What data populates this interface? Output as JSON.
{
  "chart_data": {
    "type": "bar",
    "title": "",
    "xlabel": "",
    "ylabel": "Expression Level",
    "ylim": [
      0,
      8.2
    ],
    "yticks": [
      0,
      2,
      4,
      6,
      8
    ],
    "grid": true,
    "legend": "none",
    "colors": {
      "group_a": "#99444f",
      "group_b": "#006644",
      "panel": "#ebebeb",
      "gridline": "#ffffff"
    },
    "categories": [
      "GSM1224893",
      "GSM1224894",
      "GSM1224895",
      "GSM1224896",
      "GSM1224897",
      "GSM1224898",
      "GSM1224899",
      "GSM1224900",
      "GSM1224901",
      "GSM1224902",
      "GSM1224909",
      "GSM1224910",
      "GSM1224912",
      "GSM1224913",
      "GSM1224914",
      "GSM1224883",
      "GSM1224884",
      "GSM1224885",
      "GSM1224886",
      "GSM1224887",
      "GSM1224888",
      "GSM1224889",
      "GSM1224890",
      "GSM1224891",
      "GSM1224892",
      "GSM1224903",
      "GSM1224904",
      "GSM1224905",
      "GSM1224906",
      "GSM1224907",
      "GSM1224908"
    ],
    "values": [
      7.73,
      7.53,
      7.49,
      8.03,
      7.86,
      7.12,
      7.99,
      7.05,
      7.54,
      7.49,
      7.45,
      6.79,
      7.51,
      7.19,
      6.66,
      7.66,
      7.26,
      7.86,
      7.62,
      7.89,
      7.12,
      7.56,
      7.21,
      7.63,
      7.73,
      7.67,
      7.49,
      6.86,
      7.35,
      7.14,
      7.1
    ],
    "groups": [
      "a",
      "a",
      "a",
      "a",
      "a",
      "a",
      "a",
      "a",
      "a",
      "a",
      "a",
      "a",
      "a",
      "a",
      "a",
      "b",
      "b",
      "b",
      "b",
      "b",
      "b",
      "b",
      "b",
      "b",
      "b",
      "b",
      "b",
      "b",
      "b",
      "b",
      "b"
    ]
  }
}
...
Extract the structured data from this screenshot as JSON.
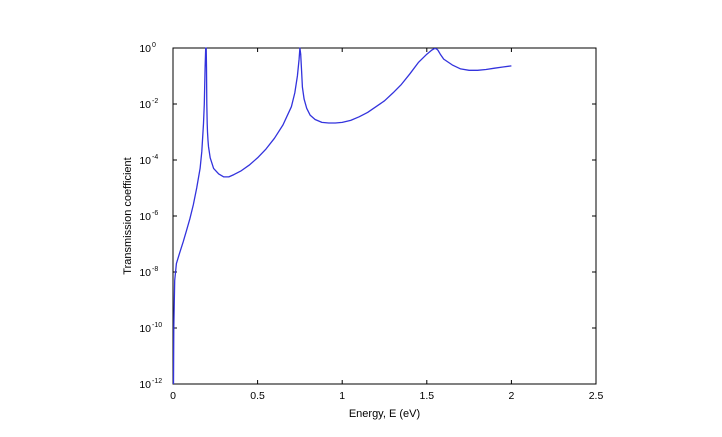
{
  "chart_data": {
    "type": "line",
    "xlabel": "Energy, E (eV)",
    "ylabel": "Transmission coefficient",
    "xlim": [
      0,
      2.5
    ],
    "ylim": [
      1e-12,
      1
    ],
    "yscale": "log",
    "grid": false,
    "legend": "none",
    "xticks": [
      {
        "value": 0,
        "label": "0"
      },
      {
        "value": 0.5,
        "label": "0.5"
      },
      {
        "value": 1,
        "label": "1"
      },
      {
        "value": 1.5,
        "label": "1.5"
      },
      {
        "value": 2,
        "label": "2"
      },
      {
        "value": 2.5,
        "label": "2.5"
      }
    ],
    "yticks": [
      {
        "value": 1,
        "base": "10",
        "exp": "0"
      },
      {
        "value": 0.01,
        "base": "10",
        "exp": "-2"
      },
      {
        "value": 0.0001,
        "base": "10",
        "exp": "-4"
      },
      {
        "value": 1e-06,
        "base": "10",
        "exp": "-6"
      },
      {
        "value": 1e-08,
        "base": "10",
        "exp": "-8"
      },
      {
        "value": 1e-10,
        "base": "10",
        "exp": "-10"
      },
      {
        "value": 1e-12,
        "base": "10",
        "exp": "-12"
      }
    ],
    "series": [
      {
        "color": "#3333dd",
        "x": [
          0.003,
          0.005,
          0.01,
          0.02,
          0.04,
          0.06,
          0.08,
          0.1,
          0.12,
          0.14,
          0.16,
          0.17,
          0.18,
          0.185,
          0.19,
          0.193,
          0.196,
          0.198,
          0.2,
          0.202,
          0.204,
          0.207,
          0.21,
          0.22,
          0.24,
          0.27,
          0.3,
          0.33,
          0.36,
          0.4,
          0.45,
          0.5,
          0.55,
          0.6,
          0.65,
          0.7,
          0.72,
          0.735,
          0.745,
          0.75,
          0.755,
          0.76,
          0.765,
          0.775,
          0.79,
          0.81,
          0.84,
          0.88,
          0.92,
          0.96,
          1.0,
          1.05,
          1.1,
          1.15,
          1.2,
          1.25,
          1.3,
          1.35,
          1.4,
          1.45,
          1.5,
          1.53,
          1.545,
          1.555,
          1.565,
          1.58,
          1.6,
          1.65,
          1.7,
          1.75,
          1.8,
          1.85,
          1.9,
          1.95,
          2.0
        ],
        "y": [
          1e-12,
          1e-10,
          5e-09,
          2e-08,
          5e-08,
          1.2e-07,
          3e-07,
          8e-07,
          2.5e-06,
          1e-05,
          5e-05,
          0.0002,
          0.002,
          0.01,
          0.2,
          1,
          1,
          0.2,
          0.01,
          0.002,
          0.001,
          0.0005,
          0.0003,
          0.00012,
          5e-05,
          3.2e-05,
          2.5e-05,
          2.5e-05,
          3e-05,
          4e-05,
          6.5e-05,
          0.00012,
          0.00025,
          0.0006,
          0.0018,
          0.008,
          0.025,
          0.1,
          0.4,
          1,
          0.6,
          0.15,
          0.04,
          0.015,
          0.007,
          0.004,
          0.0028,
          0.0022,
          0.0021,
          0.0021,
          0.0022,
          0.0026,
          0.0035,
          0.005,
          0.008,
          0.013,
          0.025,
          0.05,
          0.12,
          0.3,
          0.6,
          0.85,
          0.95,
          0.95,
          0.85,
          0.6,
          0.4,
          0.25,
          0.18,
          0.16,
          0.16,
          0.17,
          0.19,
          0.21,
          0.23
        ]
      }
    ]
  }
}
--
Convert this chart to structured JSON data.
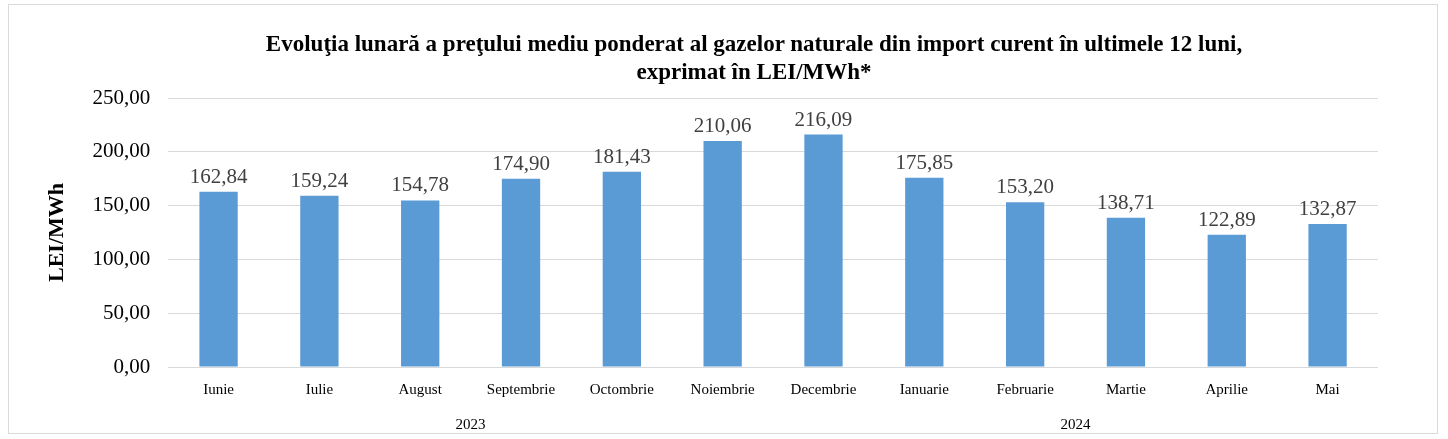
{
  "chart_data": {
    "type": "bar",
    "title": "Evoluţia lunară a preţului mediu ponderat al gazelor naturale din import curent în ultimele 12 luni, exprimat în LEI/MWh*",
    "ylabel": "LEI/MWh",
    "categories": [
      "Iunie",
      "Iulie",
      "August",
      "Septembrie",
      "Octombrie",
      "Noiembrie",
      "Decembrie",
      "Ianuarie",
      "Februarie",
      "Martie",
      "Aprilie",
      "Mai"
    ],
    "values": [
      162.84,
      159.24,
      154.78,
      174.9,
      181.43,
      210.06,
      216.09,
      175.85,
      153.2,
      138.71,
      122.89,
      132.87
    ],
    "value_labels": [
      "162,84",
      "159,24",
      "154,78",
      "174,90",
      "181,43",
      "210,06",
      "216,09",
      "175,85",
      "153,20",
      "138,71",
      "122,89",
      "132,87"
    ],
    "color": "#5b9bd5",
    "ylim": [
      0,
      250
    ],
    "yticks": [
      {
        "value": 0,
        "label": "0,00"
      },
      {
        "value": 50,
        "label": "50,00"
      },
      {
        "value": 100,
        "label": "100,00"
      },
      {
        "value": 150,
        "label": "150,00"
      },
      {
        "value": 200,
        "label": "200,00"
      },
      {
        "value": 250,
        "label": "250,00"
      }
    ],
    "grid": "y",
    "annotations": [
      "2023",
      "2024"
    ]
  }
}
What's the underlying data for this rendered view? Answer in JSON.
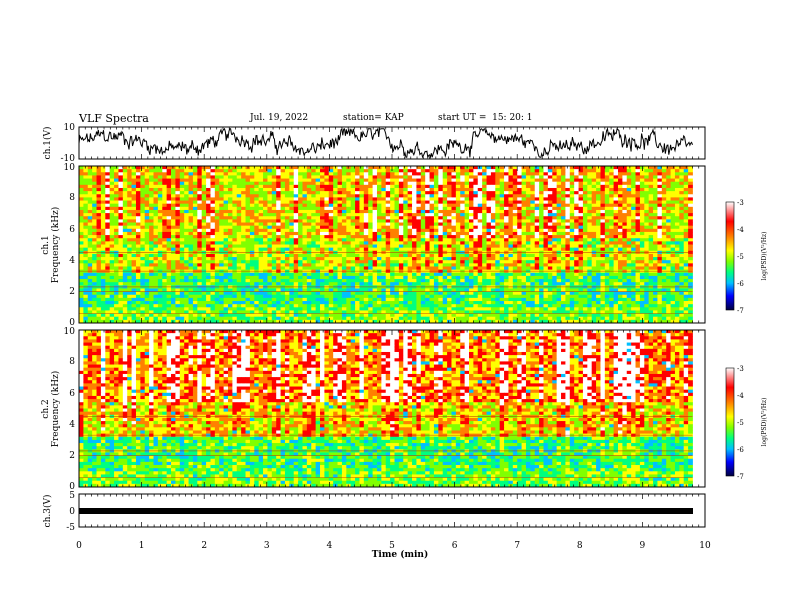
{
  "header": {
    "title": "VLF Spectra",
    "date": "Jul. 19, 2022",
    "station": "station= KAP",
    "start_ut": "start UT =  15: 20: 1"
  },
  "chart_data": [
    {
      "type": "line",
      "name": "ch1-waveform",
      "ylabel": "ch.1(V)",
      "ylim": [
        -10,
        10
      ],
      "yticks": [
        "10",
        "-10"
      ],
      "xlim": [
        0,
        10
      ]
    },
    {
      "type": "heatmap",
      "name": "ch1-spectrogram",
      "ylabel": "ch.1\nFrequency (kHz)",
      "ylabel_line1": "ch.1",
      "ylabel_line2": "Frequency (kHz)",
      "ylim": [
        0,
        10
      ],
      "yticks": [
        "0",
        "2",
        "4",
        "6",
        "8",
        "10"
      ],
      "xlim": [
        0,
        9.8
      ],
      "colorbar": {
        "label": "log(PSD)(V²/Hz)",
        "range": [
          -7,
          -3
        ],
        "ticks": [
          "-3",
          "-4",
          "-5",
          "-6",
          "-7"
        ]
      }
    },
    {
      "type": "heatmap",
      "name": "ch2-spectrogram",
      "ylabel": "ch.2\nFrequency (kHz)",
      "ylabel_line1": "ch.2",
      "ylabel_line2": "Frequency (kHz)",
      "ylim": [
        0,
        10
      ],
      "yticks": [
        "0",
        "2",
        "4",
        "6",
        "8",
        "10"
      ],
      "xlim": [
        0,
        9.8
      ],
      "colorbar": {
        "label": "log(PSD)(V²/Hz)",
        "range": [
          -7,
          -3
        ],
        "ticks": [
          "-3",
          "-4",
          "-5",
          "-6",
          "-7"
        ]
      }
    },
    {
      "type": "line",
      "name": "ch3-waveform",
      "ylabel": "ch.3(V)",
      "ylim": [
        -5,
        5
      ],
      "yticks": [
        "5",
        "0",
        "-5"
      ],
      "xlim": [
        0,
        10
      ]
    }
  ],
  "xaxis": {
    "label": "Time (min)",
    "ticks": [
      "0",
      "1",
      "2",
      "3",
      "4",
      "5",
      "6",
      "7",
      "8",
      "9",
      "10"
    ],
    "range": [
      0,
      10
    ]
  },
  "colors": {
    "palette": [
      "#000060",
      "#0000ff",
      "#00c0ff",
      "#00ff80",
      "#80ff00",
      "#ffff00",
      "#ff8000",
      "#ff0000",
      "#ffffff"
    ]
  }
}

Work to do
From the data above, gather every line that includes the word "name".

Full solution
      "name": "ch1-waveform",
      "name": "ch1-spectrogram",
      "name": "ch2-spectrogram",
      "name": "ch3-waveform",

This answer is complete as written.